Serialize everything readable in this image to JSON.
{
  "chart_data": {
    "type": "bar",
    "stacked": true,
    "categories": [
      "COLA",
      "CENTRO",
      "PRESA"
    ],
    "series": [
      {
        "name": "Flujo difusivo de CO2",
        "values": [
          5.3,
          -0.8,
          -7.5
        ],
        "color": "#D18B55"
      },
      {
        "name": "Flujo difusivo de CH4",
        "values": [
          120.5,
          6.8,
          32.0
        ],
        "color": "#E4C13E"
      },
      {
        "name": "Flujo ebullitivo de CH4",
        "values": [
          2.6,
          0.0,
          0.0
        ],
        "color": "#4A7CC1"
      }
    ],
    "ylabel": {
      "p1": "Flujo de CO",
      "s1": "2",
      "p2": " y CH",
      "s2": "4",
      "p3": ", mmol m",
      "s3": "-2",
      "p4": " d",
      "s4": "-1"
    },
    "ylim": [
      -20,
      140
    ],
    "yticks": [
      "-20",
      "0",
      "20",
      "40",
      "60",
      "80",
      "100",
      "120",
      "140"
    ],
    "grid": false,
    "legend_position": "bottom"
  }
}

• **Exercise goal**
Word for word, write out the data.

• **Solution for this exercise**
Serialize everything readable in this image to JSON.
{
  "chart_data": {
    "type": "bar",
    "stacked": true,
    "categories": [
      "COLA",
      "CENTRO",
      "PRESA"
    ],
    "series": [
      {
        "name": "Flujo difusivo de CO2",
        "values": [
          5.3,
          -0.8,
          -7.5
        ],
        "color": "#D18B55"
      },
      {
        "name": "Flujo difusivo de CH4",
        "values": [
          120.5,
          6.8,
          32.0
        ],
        "color": "#E4C13E"
      },
      {
        "name": "Flujo ebullitivo de CH4",
        "values": [
          2.6,
          0.0,
          0.0
        ],
        "color": "#4A7CC1"
      }
    ],
    "ylabel": {
      "p1": "Flujo de CO",
      "s1": "2",
      "p2": " y CH",
      "s2": "4",
      "p3": ", mmol m",
      "s3": "-2",
      "p4": " d",
      "s4": "-1"
    },
    "ylim": [
      -20,
      140
    ],
    "yticks": [
      "-20",
      "0",
      "20",
      "40",
      "60",
      "80",
      "100",
      "120",
      "140"
    ],
    "grid": false,
    "legend_position": "bottom"
  }
}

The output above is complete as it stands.